Write out the material exactly. Do not include the pictures.

— START OF DATA EXCERPTS —

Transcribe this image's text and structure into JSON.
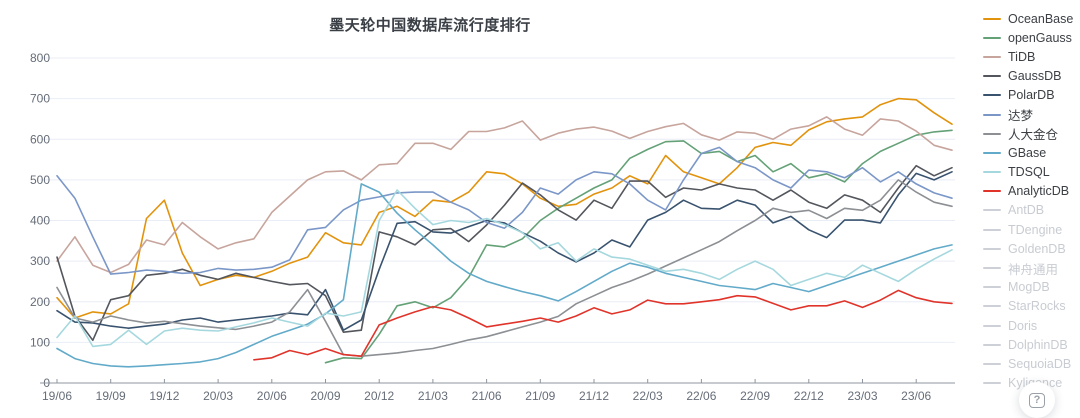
{
  "title": "墨天轮中国数据库流行度排行",
  "help_button": {
    "glyph": "?",
    "icon": "help-shortcut-icon"
  },
  "chart_data": {
    "type": "line",
    "title": "墨天轮中国数据库流行度排行",
    "xlabel": "",
    "ylabel": "",
    "ylim": [
      0,
      800
    ],
    "y_ticks": [
      0,
      100,
      200,
      300,
      400,
      500,
      600,
      700,
      800
    ],
    "grid": true,
    "legend_position": "right",
    "points_count": 51,
    "x_start": "19/06",
    "x_label_every": 3,
    "x_labels": [
      "19/06",
      "19/09",
      "19/12",
      "20/03",
      "20/06",
      "20/09",
      "20/12",
      "21/03",
      "21/06",
      "21/09",
      "21/12",
      "22/03",
      "22/06",
      "22/09",
      "22/12",
      "23/03",
      "23/06"
    ],
    "axis_color": "#8f959e",
    "grid_color": "#e9eef6",
    "tick_label_color": "#666d78",
    "disabled_color": "#cdd1d7",
    "series": [
      {
        "name": "OceanBase",
        "color": "#E2930D",
        "enabled": true,
        "values": [
          210,
          160,
          175,
          170,
          195,
          405,
          450,
          320,
          240,
          255,
          265,
          260,
          275,
          295,
          310,
          370,
          345,
          340,
          420,
          435,
          410,
          450,
          445,
          470,
          520,
          515,
          490,
          455,
          435,
          440,
          465,
          480,
          510,
          490,
          560,
          520,
          505,
          490,
          530,
          580,
          592,
          585,
          623,
          643,
          650,
          655,
          685,
          700,
          697,
          665,
          637
        ]
      },
      {
        "name": "openGauss",
        "color": "#64A177",
        "enabled": true,
        "values": [
          null,
          null,
          null,
          null,
          null,
          null,
          null,
          null,
          null,
          null,
          null,
          null,
          null,
          null,
          null,
          50,
          62,
          60,
          120,
          190,
          200,
          185,
          210,
          260,
          340,
          335,
          355,
          400,
          430,
          455,
          480,
          500,
          553,
          575,
          594,
          596,
          565,
          570,
          545,
          560,
          520,
          540,
          505,
          515,
          495,
          540,
          570,
          590,
          610,
          618,
          622
        ]
      },
      {
        "name": "TiDB",
        "color": "#C7A59D",
        "enabled": true,
        "values": [
          300,
          360,
          290,
          272,
          292,
          352,
          340,
          395,
          360,
          330,
          345,
          355,
          420,
          460,
          500,
          520,
          522,
          500,
          537,
          540,
          590,
          590,
          575,
          619,
          619,
          628,
          645,
          598,
          615,
          625,
          630,
          620,
          602,
          619,
          631,
          639,
          611,
          598,
          618,
          615,
          600,
          625,
          633,
          655,
          625,
          610,
          650,
          645,
          620,
          585,
          573
        ]
      },
      {
        "name": "GaussDB",
        "color": "#53565C",
        "enabled": true,
        "values": [
          310,
          165,
          105,
          205,
          215,
          265,
          270,
          280,
          265,
          255,
          270,
          260,
          250,
          242,
          245,
          215,
          125,
          130,
          372,
          360,
          340,
          377,
          380,
          348,
          389,
          438,
          492,
          463,
          426,
          401,
          450,
          430,
          497,
          497,
          457,
          480,
          475,
          490,
          480,
          475,
          450,
          475,
          445,
          430,
          463,
          450,
          420,
          480,
          535,
          510,
          530
        ]
      },
      {
        "name": "PolarDB",
        "color": "#39536F",
        "enabled": true,
        "values": [
          178,
          150,
          148,
          140,
          135,
          140,
          145,
          155,
          160,
          150,
          155,
          160,
          165,
          172,
          168,
          230,
          130,
          155,
          280,
          393,
          397,
          372,
          369,
          385,
          400,
          394,
          370,
          349,
          320,
          298,
          320,
          352,
          335,
          401,
          420,
          450,
          430,
          428,
          450,
          438,
          394,
          410,
          377,
          358,
          401,
          401,
          394,
          463,
          516,
          500,
          520
        ]
      },
      {
        "name": "达梦",
        "color": "#7B97C8",
        "enabled": true,
        "values": [
          510,
          455,
          360,
          268,
          272,
          278,
          275,
          270,
          272,
          282,
          278,
          280,
          285,
          303,
          377,
          383,
          426,
          450,
          458,
          468,
          470,
          470,
          445,
          426,
          395,
          381,
          420,
          480,
          465,
          500,
          520,
          515,
          490,
          450,
          426,
          500,
          565,
          580,
          545,
          530,
          500,
          480,
          524,
          520,
          505,
          530,
          495,
          520,
          490,
          468,
          455
        ]
      },
      {
        "name": "人大金仓",
        "color": "#8C8F93",
        "enabled": true,
        "values": [
          235,
          160,
          150,
          165,
          155,
          148,
          152,
          146,
          140,
          136,
          132,
          140,
          150,
          175,
          230,
          152,
          70,
          66,
          70,
          74,
          80,
          85,
          95,
          106,
          114,
          126,
          138,
          150,
          164,
          195,
          215,
          235,
          250,
          268,
          288,
          308,
          328,
          348,
          375,
          400,
          430,
          420,
          425,
          405,
          430,
          425,
          450,
          500,
          470,
          445,
          435
        ]
      },
      {
        "name": "GBase",
        "color": "#62AAC9",
        "enabled": true,
        "values": [
          85,
          60,
          48,
          42,
          40,
          42,
          45,
          48,
          52,
          60,
          75,
          95,
          115,
          130,
          145,
          170,
          205,
          490,
          470,
          418,
          377,
          340,
          300,
          270,
          250,
          237,
          225,
          215,
          202,
          225,
          250,
          275,
          295,
          285,
          270,
          260,
          250,
          240,
          235,
          230,
          245,
          235,
          225,
          240,
          255,
          270,
          285,
          300,
          315,
          330,
          340
        ]
      },
      {
        "name": "TDSQL",
        "color": "#A5D8DE",
        "enabled": true,
        "values": [
          112,
          165,
          90,
          95,
          130,
          95,
          128,
          135,
          130,
          128,
          138,
          148,
          160,
          150,
          140,
          172,
          165,
          175,
          400,
          475,
          430,
          390,
          400,
          395,
          405,
          390,
          370,
          330,
          345,
          300,
          330,
          310,
          305,
          290,
          275,
          280,
          270,
          255,
          280,
          300,
          280,
          240,
          255,
          270,
          260,
          290,
          270,
          250,
          280,
          305,
          328
        ]
      },
      {
        "name": "AnalyticDB",
        "color": "#E0342B",
        "enabled": true,
        "values": [
          null,
          null,
          null,
          null,
          null,
          null,
          null,
          null,
          null,
          null,
          null,
          57,
          62,
          80,
          70,
          85,
          70,
          66,
          143,
          160,
          175,
          188,
          180,
          160,
          138,
          145,
          152,
          160,
          150,
          165,
          185,
          170,
          180,
          204,
          195,
          195,
          200,
          205,
          215,
          212,
          196,
          180,
          190,
          190,
          202,
          186,
          204,
          228,
          210,
          200,
          196
        ]
      },
      {
        "name": "AntDB",
        "color": "#cdd1d7",
        "enabled": false,
        "values": []
      },
      {
        "name": "TDengine",
        "color": "#cdd1d7",
        "enabled": false,
        "values": []
      },
      {
        "name": "GoldenDB",
        "color": "#cdd1d7",
        "enabled": false,
        "values": []
      },
      {
        "name": "神舟通用",
        "color": "#cdd1d7",
        "enabled": false,
        "values": []
      },
      {
        "name": "MogDB",
        "color": "#cdd1d7",
        "enabled": false,
        "values": []
      },
      {
        "name": "StarRocks",
        "color": "#cdd1d7",
        "enabled": false,
        "values": []
      },
      {
        "name": "Doris",
        "color": "#cdd1d7",
        "enabled": false,
        "values": []
      },
      {
        "name": "DolphinDB",
        "color": "#cdd1d7",
        "enabled": false,
        "values": []
      },
      {
        "name": "SequoiaDB",
        "color": "#cdd1d7",
        "enabled": false,
        "values": []
      },
      {
        "name": "Kyligence",
        "color": "#cdd1d7",
        "enabled": false,
        "values": []
      }
    ]
  }
}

— END OF DATA EXCERPTS —

[FINISHED ANSWER]
Transcribe this image's text and structure into JSON.
{
  "title": "墨天轮中国数据库流行度排行",
  "help_button": {
    "glyph": "?",
    "icon": "help-shortcut-icon"
  },
  "chart_data": {
    "type": "line",
    "title": "墨天轮中国数据库流行度排行",
    "xlabel": "",
    "ylabel": "",
    "ylim": [
      0,
      800
    ],
    "y_ticks": [
      0,
      100,
      200,
      300,
      400,
      500,
      600,
      700,
      800
    ],
    "grid": true,
    "legend_position": "right",
    "points_count": 51,
    "x_start": "19/06",
    "x_label_every": 3,
    "x_labels": [
      "19/06",
      "19/09",
      "19/12",
      "20/03",
      "20/06",
      "20/09",
      "20/12",
      "21/03",
      "21/06",
      "21/09",
      "21/12",
      "22/03",
      "22/06",
      "22/09",
      "22/12",
      "23/03",
      "23/06"
    ],
    "axis_color": "#8f959e",
    "grid_color": "#e9eef6",
    "tick_label_color": "#666d78",
    "disabled_color": "#cdd1d7",
    "series": [
      {
        "name": "OceanBase",
        "color": "#E2930D",
        "enabled": true,
        "values": [
          210,
          160,
          175,
          170,
          195,
          405,
          450,
          320,
          240,
          255,
          265,
          260,
          275,
          295,
          310,
          370,
          345,
          340,
          420,
          435,
          410,
          450,
          445,
          470,
          520,
          515,
          490,
          455,
          435,
          440,
          465,
          480,
          510,
          490,
          560,
          520,
          505,
          490,
          530,
          580,
          592,
          585,
          623,
          643,
          650,
          655,
          685,
          700,
          697,
          665,
          637
        ]
      },
      {
        "name": "openGauss",
        "color": "#64A177",
        "enabled": true,
        "values": [
          null,
          null,
          null,
          null,
          null,
          null,
          null,
          null,
          null,
          null,
          null,
          null,
          null,
          null,
          null,
          50,
          62,
          60,
          120,
          190,
          200,
          185,
          210,
          260,
          340,
          335,
          355,
          400,
          430,
          455,
          480,
          500,
          553,
          575,
          594,
          596,
          565,
          570,
          545,
          560,
          520,
          540,
          505,
          515,
          495,
          540,
          570,
          590,
          610,
          618,
          622
        ]
      },
      {
        "name": "TiDB",
        "color": "#C7A59D",
        "enabled": true,
        "values": [
          300,
          360,
          290,
          272,
          292,
          352,
          340,
          395,
          360,
          330,
          345,
          355,
          420,
          460,
          500,
          520,
          522,
          500,
          537,
          540,
          590,
          590,
          575,
          619,
          619,
          628,
          645,
          598,
          615,
          625,
          630,
          620,
          602,
          619,
          631,
          639,
          611,
          598,
          618,
          615,
          600,
          625,
          633,
          655,
          625,
          610,
          650,
          645,
          620,
          585,
          573
        ]
      },
      {
        "name": "GaussDB",
        "color": "#53565C",
        "enabled": true,
        "values": [
          310,
          165,
          105,
          205,
          215,
          265,
          270,
          280,
          265,
          255,
          270,
          260,
          250,
          242,
          245,
          215,
          125,
          130,
          372,
          360,
          340,
          377,
          380,
          348,
          389,
          438,
          492,
          463,
          426,
          401,
          450,
          430,
          497,
          497,
          457,
          480,
          475,
          490,
          480,
          475,
          450,
          475,
          445,
          430,
          463,
          450,
          420,
          480,
          535,
          510,
          530
        ]
      },
      {
        "name": "PolarDB",
        "color": "#39536F",
        "enabled": true,
        "values": [
          178,
          150,
          148,
          140,
          135,
          140,
          145,
          155,
          160,
          150,
          155,
          160,
          165,
          172,
          168,
          230,
          130,
          155,
          280,
          393,
          397,
          372,
          369,
          385,
          400,
          394,
          370,
          349,
          320,
          298,
          320,
          352,
          335,
          401,
          420,
          450,
          430,
          428,
          450,
          438,
          394,
          410,
          377,
          358,
          401,
          401,
          394,
          463,
          516,
          500,
          520
        ]
      },
      {
        "name": "达梦",
        "color": "#7B97C8",
        "enabled": true,
        "values": [
          510,
          455,
          360,
          268,
          272,
          278,
          275,
          270,
          272,
          282,
          278,
          280,
          285,
          303,
          377,
          383,
          426,
          450,
          458,
          468,
          470,
          470,
          445,
          426,
          395,
          381,
          420,
          480,
          465,
          500,
          520,
          515,
          490,
          450,
          426,
          500,
          565,
          580,
          545,
          530,
          500,
          480,
          524,
          520,
          505,
          530,
          495,
          520,
          490,
          468,
          455
        ]
      },
      {
        "name": "人大金仓",
        "color": "#8C8F93",
        "enabled": true,
        "values": [
          235,
          160,
          150,
          165,
          155,
          148,
          152,
          146,
          140,
          136,
          132,
          140,
          150,
          175,
          230,
          152,
          70,
          66,
          70,
          74,
          80,
          85,
          95,
          106,
          114,
          126,
          138,
          150,
          164,
          195,
          215,
          235,
          250,
          268,
          288,
          308,
          328,
          348,
          375,
          400,
          430,
          420,
          425,
          405,
          430,
          425,
          450,
          500,
          470,
          445,
          435
        ]
      },
      {
        "name": "GBase",
        "color": "#62AAC9",
        "enabled": true,
        "values": [
          85,
          60,
          48,
          42,
          40,
          42,
          45,
          48,
          52,
          60,
          75,
          95,
          115,
          130,
          145,
          170,
          205,
          490,
          470,
          418,
          377,
          340,
          300,
          270,
          250,
          237,
          225,
          215,
          202,
          225,
          250,
          275,
          295,
          285,
          270,
          260,
          250,
          240,
          235,
          230,
          245,
          235,
          225,
          240,
          255,
          270,
          285,
          300,
          315,
          330,
          340
        ]
      },
      {
        "name": "TDSQL",
        "color": "#A5D8DE",
        "enabled": true,
        "values": [
          112,
          165,
          90,
          95,
          130,
          95,
          128,
          135,
          130,
          128,
          138,
          148,
          160,
          150,
          140,
          172,
          165,
          175,
          400,
          475,
          430,
          390,
          400,
          395,
          405,
          390,
          370,
          330,
          345,
          300,
          330,
          310,
          305,
          290,
          275,
          280,
          270,
          255,
          280,
          300,
          280,
          240,
          255,
          270,
          260,
          290,
          270,
          250,
          280,
          305,
          328
        ]
      },
      {
        "name": "AnalyticDB",
        "color": "#E0342B",
        "enabled": true,
        "values": [
          null,
          null,
          null,
          null,
          null,
          null,
          null,
          null,
          null,
          null,
          null,
          57,
          62,
          80,
          70,
          85,
          70,
          66,
          143,
          160,
          175,
          188,
          180,
          160,
          138,
          145,
          152,
          160,
          150,
          165,
          185,
          170,
          180,
          204,
          195,
          195,
          200,
          205,
          215,
          212,
          196,
          180,
          190,
          190,
          202,
          186,
          204,
          228,
          210,
          200,
          196
        ]
      },
      {
        "name": "AntDB",
        "color": "#cdd1d7",
        "enabled": false,
        "values": []
      },
      {
        "name": "TDengine",
        "color": "#cdd1d7",
        "enabled": false,
        "values": []
      },
      {
        "name": "GoldenDB",
        "color": "#cdd1d7",
        "enabled": false,
        "values": []
      },
      {
        "name": "神舟通用",
        "color": "#cdd1d7",
        "enabled": false,
        "values": []
      },
      {
        "name": "MogDB",
        "color": "#cdd1d7",
        "enabled": false,
        "values": []
      },
      {
        "name": "StarRocks",
        "color": "#cdd1d7",
        "enabled": false,
        "values": []
      },
      {
        "name": "Doris",
        "color": "#cdd1d7",
        "enabled": false,
        "values": []
      },
      {
        "name": "DolphinDB",
        "color": "#cdd1d7",
        "enabled": false,
        "values": []
      },
      {
        "name": "SequoiaDB",
        "color": "#cdd1d7",
        "enabled": false,
        "values": []
      },
      {
        "name": "Kyligence",
        "color": "#cdd1d7",
        "enabled": false,
        "values": []
      }
    ]
  }
}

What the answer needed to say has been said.